WORK REQUIRED: Identify the lines that contain the word "type" and copy each one.

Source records
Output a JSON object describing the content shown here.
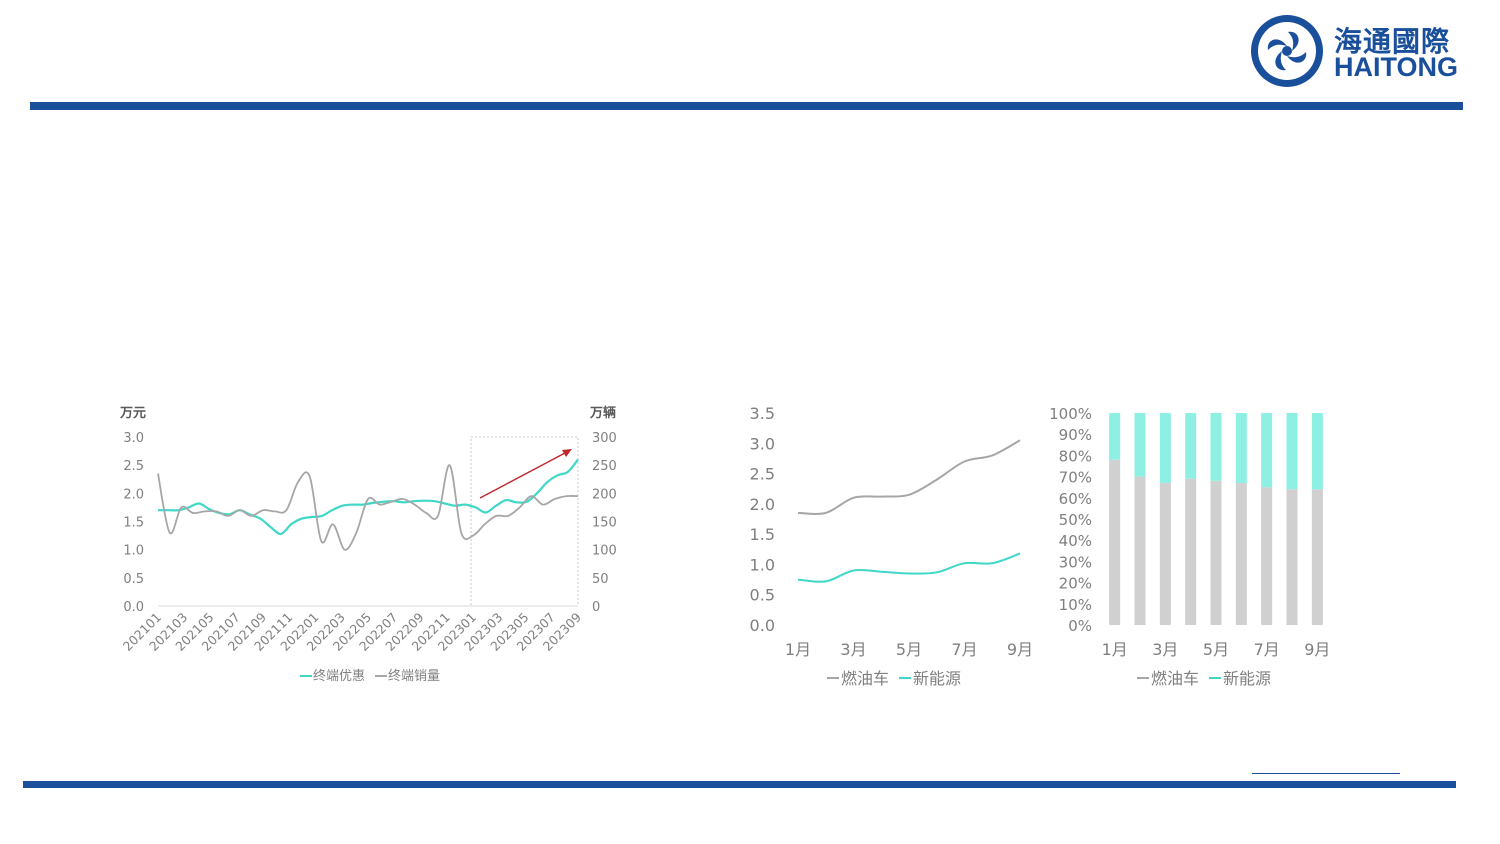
{
  "logo": {
    "cn": "海通國際",
    "en": "HAITONG"
  },
  "colors": {
    "brand": "#1a4f9c",
    "teal": "#3fd8c8",
    "gray": "#a6a6a6",
    "arrow": "#c0282d",
    "bar_gray": "#d0d0d0",
    "bar_teal": "#8ef0e3"
  },
  "chart_data": [
    {
      "type": "line",
      "y_left_unit": "万元",
      "y_right_unit": "万辆",
      "ylim_left": [
        0,
        3.0
      ],
      "ylim_right": [
        0,
        300
      ],
      "yticks_left": [
        "0.0",
        "0.5",
        "1.0",
        "1.5",
        "2.0",
        "2.5",
        "3.0"
      ],
      "yticks_right": [
        "0",
        "50",
        "100",
        "150",
        "200",
        "250",
        "300"
      ],
      "x_ticks": [
        "202101",
        "202103",
        "202105",
        "202107",
        "202109",
        "202111",
        "202201",
        "202203",
        "202205",
        "202207",
        "202209",
        "202211",
        "202301",
        "202303",
        "202305",
        "202307",
        "202309"
      ],
      "series": [
        {
          "name": "终端优惠",
          "axis": "left",
          "values": [
            1.7,
            1.7,
            1.7,
            1.75,
            1.82,
            1.72,
            1.65,
            1.63,
            1.7,
            1.62,
            1.55,
            1.4,
            1.28,
            1.45,
            1.55,
            1.58,
            1.6,
            1.7,
            1.78,
            1.8,
            1.8,
            1.83,
            1.85,
            1.86,
            1.84,
            1.86,
            1.87,
            1.86,
            1.82,
            1.78,
            1.8,
            1.75,
            1.66,
            1.78,
            1.88,
            1.84,
            1.85,
            2.0,
            2.2,
            2.32,
            2.38,
            2.6
          ]
        },
        {
          "name": "终端销量",
          "axis": "right",
          "values": [
            235,
            130,
            175,
            165,
            168,
            168,
            160,
            170,
            160,
            170,
            168,
            170,
            220,
            230,
            115,
            145,
            100,
            130,
            190,
            180,
            185,
            190,
            180,
            165,
            160,
            250,
            130,
            125,
            145,
            160,
            160,
            175,
            195,
            180,
            190,
            195,
            195
          ]
        }
      ],
      "annotation": "trend-arrow"
    },
    {
      "type": "line",
      "ylim": [
        0,
        3.5
      ],
      "yticks": [
        "0.0",
        "0.5",
        "1.0",
        "1.5",
        "2.0",
        "2.5",
        "3.0",
        "3.5"
      ],
      "x_ticks": [
        "1月",
        "3月",
        "5月",
        "7月",
        "9月"
      ],
      "x": [
        1,
        2,
        3,
        4,
        5,
        6,
        7,
        8,
        9
      ],
      "series": [
        {
          "name": "燃油车",
          "values": [
            1.85,
            1.85,
            2.1,
            2.12,
            2.15,
            2.4,
            2.7,
            2.8,
            3.05
          ]
        },
        {
          "name": "新能源",
          "values": [
            0.75,
            0.72,
            0.9,
            0.88,
            0.85,
            0.87,
            1.02,
            1.02,
            1.18
          ]
        }
      ]
    },
    {
      "type": "bar",
      "stacked": true,
      "ylim": [
        0,
        100
      ],
      "yticks": [
        "0%",
        "10%",
        "20%",
        "30%",
        "40%",
        "50%",
        "60%",
        "70%",
        "80%",
        "90%",
        "100%"
      ],
      "x_ticks": [
        "1月",
        "3月",
        "5月",
        "7月",
        "9月"
      ],
      "categories": [
        1,
        2,
        3,
        4,
        5,
        6,
        7,
        8,
        9
      ],
      "series": [
        {
          "name": "燃油车",
          "values": [
            78,
            70,
            67,
            69,
            68,
            67,
            65,
            64,
            64
          ]
        },
        {
          "name": "新能源",
          "values": [
            22,
            30,
            33,
            31,
            32,
            33,
            35,
            36,
            36
          ]
        }
      ]
    }
  ]
}
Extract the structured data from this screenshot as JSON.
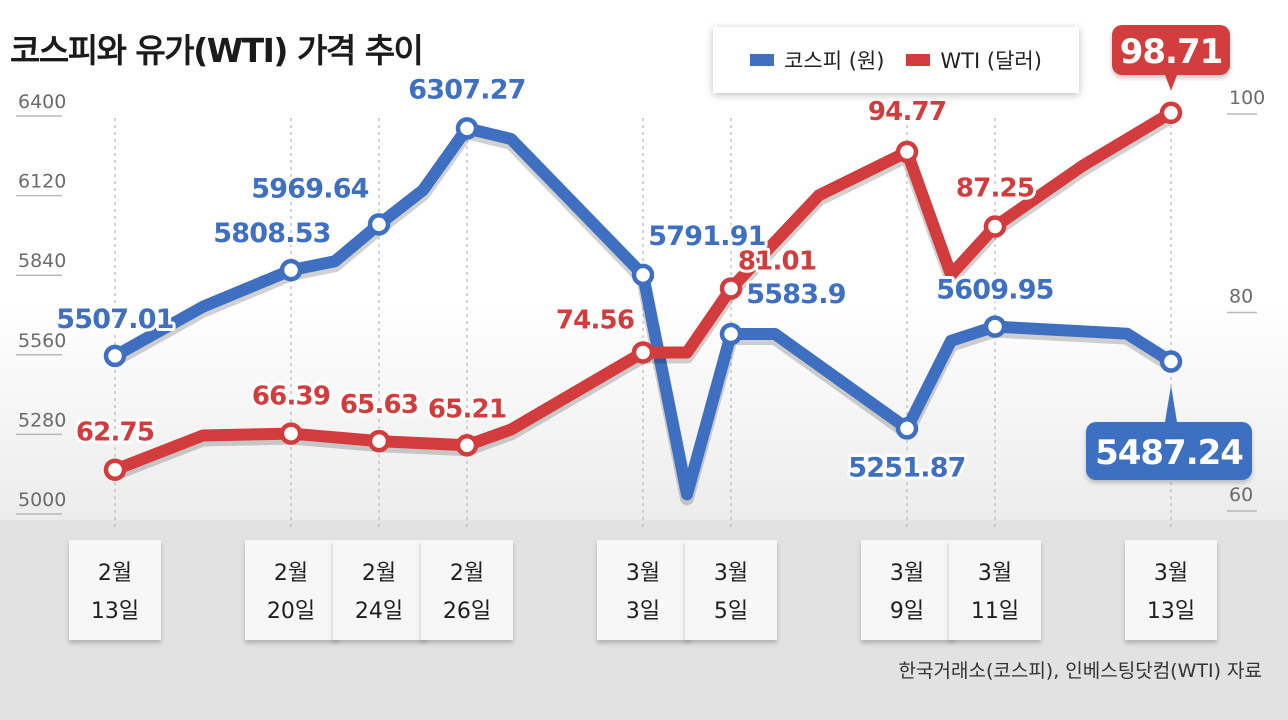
{
  "title": "코스피와 유가(WTI) 가격 추이",
  "legend": [
    {
      "label": "코스피 (원)",
      "color": "#3e6fc0"
    },
    {
      "label": "WTI (달러)",
      "color": "#d33c3c"
    }
  ],
  "source": "한국거래소(코스피), 인베스팅닷컴(WTI) 자료",
  "chart_data": {
    "type": "line",
    "x_tick_labels": [
      [
        "2월",
        "13일"
      ],
      [
        "2월",
        "20일"
      ],
      [
        "2월",
        "24일"
      ],
      [
        "2월",
        "26일"
      ],
      [
        "3월",
        "3일"
      ],
      [
        "3월",
        "5일"
      ],
      [
        "3월",
        "9일"
      ],
      [
        "3월",
        "11일"
      ],
      [
        "3월",
        "13일"
      ]
    ],
    "x_tick_positions": [
      0,
      4,
      6,
      8,
      12,
      14,
      18,
      20,
      24
    ],
    "y_left": {
      "ticks": [
        5000,
        5280,
        5560,
        5840,
        6120,
        6400
      ],
      "tick_labels": [
        "5000",
        "5280",
        "5560",
        "5840",
        "6120",
        "6400"
      ],
      "range": [
        5000,
        6400
      ]
    },
    "y_right": {
      "ticks": [
        60,
        80,
        100
      ],
      "tick_labels": [
        "60",
        "80",
        "100"
      ],
      "range": [
        60,
        100
      ]
    },
    "grid": false,
    "series": [
      {
        "name": "코스피 (원)",
        "color": "#3e6fc0",
        "axis": "left",
        "points": [
          {
            "x": 0,
            "y": 5507.01
          },
          {
            "x": 2,
            "y": 5680
          },
          {
            "x": 4,
            "y": 5808.53
          },
          {
            "x": 5,
            "y": 5840
          },
          {
            "x": 6,
            "y": 5969.64
          },
          {
            "x": 7,
            "y": 6090
          },
          {
            "x": 8,
            "y": 6307.27
          },
          {
            "x": 9,
            "y": 6270
          },
          {
            "x": 12,
            "y": 5791.91
          },
          {
            "x": 13,
            "y": 5020
          },
          {
            "x": 14,
            "y": 5583.9
          },
          {
            "x": 15,
            "y": 5583.9
          },
          {
            "x": 18,
            "y": 5251.87
          },
          {
            "x": 19,
            "y": 5560
          },
          {
            "x": 20,
            "y": 5609.95
          },
          {
            "x": 23,
            "y": 5585
          },
          {
            "x": 24,
            "y": 5487.24
          }
        ],
        "labels": [
          {
            "x": 0,
            "text": "5507.01"
          },
          {
            "x": 4,
            "text": "5808.53"
          },
          {
            "x": 6,
            "text": "5969.64"
          },
          {
            "x": 8,
            "text": "6307.27"
          },
          {
            "x": 12,
            "text": "5791.91"
          },
          {
            "x": 14,
            "text": "5583.9"
          },
          {
            "x": 18,
            "text": "5251.87"
          },
          {
            "x": 20,
            "text": "5609.95"
          },
          {
            "x": 24,
            "text": "5487.24"
          }
        ]
      },
      {
        "name": "WTI (달러)",
        "color": "#d33c3c",
        "axis": "right",
        "points": [
          {
            "x": 0,
            "y": 62.75
          },
          {
            "x": 2,
            "y": 66.2
          },
          {
            "x": 4,
            "y": 66.39
          },
          {
            "x": 6,
            "y": 65.63
          },
          {
            "x": 8,
            "y": 65.21
          },
          {
            "x": 9,
            "y": 66.8
          },
          {
            "x": 12,
            "y": 74.56
          },
          {
            "x": 13,
            "y": 74.56
          },
          {
            "x": 14,
            "y": 81.01
          },
          {
            "x": 16,
            "y": 90.4
          },
          {
            "x": 18,
            "y": 94.77
          },
          {
            "x": 19,
            "y": 82.4
          },
          {
            "x": 20,
            "y": 87.25
          },
          {
            "x": 22,
            "y": 93.4
          },
          {
            "x": 24,
            "y": 98.71
          }
        ],
        "labels": [
          {
            "x": 0,
            "text": "62.75"
          },
          {
            "x": 4,
            "text": "66.39"
          },
          {
            "x": 6,
            "text": "65.63"
          },
          {
            "x": 8,
            "text": "65.21"
          },
          {
            "x": 12,
            "text": "74.56"
          },
          {
            "x": 14,
            "text": "81.01"
          },
          {
            "x": 18,
            "text": "94.77"
          },
          {
            "x": 20,
            "text": "87.25"
          },
          {
            "x": 24,
            "text": "98.71"
          }
        ]
      }
    ],
    "highlighted_last_values": [
      "98.71",
      "5487.24"
    ]
  }
}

THE COMPLETED TASK:
      "type": "line",
      "type": "line",
      "type": "bar",
    "type": "line",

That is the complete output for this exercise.